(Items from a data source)
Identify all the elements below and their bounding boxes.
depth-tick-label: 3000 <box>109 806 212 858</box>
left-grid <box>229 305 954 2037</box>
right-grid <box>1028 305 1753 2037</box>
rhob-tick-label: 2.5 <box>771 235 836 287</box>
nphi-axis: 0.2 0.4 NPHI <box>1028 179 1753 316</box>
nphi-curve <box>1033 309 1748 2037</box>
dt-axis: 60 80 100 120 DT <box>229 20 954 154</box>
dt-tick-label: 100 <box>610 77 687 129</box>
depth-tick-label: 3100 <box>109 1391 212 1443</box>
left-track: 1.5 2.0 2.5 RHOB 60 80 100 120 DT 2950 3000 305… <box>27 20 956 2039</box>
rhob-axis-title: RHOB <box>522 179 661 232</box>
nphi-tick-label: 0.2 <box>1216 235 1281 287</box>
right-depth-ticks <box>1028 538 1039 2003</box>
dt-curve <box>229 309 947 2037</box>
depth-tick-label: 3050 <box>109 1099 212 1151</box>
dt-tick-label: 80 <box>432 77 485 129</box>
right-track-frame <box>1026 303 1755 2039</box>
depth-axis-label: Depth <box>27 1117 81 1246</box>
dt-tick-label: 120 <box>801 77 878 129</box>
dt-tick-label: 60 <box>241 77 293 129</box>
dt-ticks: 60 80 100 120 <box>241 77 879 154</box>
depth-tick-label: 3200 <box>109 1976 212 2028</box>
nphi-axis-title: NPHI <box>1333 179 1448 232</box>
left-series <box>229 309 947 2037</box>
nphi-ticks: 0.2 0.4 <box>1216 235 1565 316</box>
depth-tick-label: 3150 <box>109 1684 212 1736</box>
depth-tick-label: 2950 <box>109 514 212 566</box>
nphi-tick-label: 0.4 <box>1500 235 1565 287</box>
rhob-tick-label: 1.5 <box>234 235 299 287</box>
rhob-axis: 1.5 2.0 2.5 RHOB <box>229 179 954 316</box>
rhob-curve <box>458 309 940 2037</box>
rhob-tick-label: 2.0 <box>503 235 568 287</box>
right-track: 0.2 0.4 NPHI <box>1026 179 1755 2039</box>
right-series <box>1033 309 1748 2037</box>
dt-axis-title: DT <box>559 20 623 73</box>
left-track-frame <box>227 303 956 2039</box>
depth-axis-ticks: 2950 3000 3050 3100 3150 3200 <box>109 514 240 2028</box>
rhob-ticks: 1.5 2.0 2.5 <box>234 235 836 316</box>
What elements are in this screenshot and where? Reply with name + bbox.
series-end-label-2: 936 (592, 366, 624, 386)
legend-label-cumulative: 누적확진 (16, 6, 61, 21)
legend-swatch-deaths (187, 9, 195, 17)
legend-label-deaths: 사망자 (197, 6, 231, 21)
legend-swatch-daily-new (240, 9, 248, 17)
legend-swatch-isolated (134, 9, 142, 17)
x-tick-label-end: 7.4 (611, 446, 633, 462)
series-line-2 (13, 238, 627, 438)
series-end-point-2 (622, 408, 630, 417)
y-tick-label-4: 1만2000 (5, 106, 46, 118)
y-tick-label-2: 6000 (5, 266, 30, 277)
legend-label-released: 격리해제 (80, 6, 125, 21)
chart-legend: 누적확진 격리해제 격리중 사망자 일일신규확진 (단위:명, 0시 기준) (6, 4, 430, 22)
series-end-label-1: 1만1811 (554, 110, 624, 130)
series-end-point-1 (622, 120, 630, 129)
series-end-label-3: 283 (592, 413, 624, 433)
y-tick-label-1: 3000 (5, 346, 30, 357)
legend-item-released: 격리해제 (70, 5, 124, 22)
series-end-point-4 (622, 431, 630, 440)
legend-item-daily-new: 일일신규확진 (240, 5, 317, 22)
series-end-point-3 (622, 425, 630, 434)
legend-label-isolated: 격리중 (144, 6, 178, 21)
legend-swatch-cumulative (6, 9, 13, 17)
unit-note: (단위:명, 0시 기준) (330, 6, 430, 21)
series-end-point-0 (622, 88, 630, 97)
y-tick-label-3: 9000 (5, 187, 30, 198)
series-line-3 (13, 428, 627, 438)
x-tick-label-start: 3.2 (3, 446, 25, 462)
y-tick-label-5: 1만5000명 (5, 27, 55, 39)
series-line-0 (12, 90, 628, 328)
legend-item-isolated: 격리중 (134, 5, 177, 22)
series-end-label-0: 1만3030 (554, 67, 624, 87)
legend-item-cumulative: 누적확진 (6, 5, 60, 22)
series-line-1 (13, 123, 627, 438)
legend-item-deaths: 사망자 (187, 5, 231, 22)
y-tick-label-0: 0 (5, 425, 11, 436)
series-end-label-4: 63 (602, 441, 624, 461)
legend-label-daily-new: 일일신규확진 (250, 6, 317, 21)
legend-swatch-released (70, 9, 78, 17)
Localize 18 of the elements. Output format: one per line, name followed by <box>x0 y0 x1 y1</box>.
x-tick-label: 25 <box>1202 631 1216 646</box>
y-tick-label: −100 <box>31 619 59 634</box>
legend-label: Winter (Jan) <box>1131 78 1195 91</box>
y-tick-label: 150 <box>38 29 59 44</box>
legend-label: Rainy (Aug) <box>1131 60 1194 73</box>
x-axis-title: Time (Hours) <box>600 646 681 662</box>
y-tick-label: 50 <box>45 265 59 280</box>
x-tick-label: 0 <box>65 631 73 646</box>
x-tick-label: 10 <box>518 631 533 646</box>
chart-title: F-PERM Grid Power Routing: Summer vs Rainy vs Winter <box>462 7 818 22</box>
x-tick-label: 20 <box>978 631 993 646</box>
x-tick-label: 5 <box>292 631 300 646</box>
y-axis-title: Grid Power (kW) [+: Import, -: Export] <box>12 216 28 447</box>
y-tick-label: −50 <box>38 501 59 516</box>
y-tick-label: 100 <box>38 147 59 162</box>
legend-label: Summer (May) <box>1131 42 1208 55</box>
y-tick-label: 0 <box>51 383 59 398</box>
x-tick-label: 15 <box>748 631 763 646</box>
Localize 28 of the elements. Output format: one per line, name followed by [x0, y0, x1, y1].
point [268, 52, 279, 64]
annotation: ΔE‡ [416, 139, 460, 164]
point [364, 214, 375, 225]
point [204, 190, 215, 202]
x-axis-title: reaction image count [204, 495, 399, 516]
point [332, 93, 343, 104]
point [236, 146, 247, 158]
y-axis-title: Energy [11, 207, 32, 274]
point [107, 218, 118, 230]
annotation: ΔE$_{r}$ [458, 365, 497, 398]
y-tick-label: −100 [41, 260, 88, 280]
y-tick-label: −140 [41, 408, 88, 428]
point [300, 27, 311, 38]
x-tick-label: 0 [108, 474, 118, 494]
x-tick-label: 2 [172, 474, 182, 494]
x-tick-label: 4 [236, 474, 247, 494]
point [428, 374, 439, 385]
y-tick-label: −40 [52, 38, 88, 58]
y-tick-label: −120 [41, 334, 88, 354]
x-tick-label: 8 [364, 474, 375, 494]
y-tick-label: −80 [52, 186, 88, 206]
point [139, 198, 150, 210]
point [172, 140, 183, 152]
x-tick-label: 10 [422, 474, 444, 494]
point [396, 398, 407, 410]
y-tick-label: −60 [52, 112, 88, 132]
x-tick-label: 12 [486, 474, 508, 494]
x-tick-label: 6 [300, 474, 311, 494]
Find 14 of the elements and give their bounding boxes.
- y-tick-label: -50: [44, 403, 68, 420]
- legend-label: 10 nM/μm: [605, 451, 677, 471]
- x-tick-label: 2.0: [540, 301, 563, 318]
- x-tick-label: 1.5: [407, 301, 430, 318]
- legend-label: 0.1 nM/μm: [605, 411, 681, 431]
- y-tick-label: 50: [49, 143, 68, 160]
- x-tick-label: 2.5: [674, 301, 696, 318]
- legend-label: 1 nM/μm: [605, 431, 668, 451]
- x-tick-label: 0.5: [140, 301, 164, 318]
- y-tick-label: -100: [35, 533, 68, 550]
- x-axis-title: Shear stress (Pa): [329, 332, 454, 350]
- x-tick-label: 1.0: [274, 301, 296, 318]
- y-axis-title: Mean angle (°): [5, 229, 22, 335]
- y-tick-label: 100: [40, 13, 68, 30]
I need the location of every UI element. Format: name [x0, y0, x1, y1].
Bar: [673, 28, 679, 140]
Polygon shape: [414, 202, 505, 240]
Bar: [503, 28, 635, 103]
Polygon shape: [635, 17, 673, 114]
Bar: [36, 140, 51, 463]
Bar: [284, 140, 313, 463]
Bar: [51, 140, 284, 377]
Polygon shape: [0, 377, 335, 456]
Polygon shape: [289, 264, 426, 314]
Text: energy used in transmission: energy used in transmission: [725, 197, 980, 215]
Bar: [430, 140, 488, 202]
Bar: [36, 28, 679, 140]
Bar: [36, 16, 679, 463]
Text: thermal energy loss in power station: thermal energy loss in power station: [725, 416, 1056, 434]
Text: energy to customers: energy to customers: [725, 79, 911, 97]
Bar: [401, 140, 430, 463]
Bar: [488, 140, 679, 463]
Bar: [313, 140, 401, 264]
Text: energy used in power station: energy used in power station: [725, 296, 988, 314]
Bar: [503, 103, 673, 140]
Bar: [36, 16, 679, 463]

*WHAT THIS TASK INVOLVES*
Copy out the lines from the start of the items through the line containing "x-tick-label-end: 7.4 (611, 446, 633, 462)", inclusive, without changing them.

*SOLUTION FOR THIS EXERCISE*
Identify all the elements below and their bounding boxes.
depth-tick-label: 3000 <box>109 806 212 858</box>
left-grid <box>229 305 954 2037</box>
right-grid <box>1028 305 1753 2037</box>
rhob-tick-label: 2.5 <box>771 235 836 287</box>
nphi-axis: 0.2 0.4 NPHI <box>1028 179 1753 316</box>
nphi-curve <box>1033 309 1748 2037</box>
dt-axis: 60 80 100 120 DT <box>229 20 954 154</box>
dt-tick-label: 100 <box>610 77 687 129</box>
depth-tick-label: 3100 <box>109 1391 212 1443</box>
left-track: 1.5 2.0 2.5 RHOB 60 80 100 120 DT 2950 3000 305… <box>27 20 956 2039</box>
rhob-axis-title: RHOB <box>522 179 661 232</box>
nphi-tick-label: 0.2 <box>1216 235 1281 287</box>
right-depth-ticks <box>1028 538 1039 2003</box>
dt-curve <box>229 309 947 2037</box>
depth-tick-label: 3050 <box>109 1099 212 1151</box>
dt-tick-label: 80 <box>432 77 485 129</box>
right-track-frame <box>1026 303 1755 2039</box>
depth-axis-label: Depth <box>27 1117 81 1246</box>
dt-tick-label: 120 <box>801 77 878 129</box>
dt-tick-label: 60 <box>241 77 293 129</box>
dt-ticks: 60 80 100 120 <box>241 77 879 154</box>
depth-tick-label: 3200 <box>109 1976 212 2028</box>
nphi-axis-title: NPHI <box>1333 179 1448 232</box>
left-series <box>229 309 947 2037</box>
nphi-ticks: 0.2 0.4 <box>1216 235 1565 316</box>
depth-tick-label: 3150 <box>109 1684 212 1736</box>
depth-tick-label: 2950 <box>109 514 212 566</box>
nphi-tick-label: 0.4 <box>1500 235 1565 287</box>
rhob-tick-label: 1.5 <box>234 235 299 287</box>
rhob-axis: 1.5 2.0 2.5 RHOB <box>229 179 954 316</box>
rhob-curve <box>458 309 940 2037</box>
rhob-tick-label: 2.0 <box>503 235 568 287</box>
right-track: 0.2 0.4 NPHI <box>1026 179 1755 2039</box>
right-series <box>1033 309 1748 2037</box>
dt-axis-title: DT <box>559 20 623 73</box>
left-track-frame <box>227 303 956 2039</box>
depth-axis-ticks: 2950 3000 3050 3100 3150 3200 <box>109 514 240 2028</box>
rhob-ticks: 1.5 2.0 2.5 <box>234 235 836 316</box>
What elements are in this screenshot and where? Reply with name + bbox.
series-end-label-2: 936 (592, 366, 624, 386)
legend-label-cumulative: 누적확진 (16, 6, 61, 21)
legend-swatch-deaths (187, 9, 195, 17)
legend-label-deaths: 사망자 (197, 6, 231, 21)
legend-swatch-daily-new (240, 9, 248, 17)
legend-swatch-isolated (134, 9, 142, 17)
x-tick-label-end: 7.4 (611, 446, 633, 462)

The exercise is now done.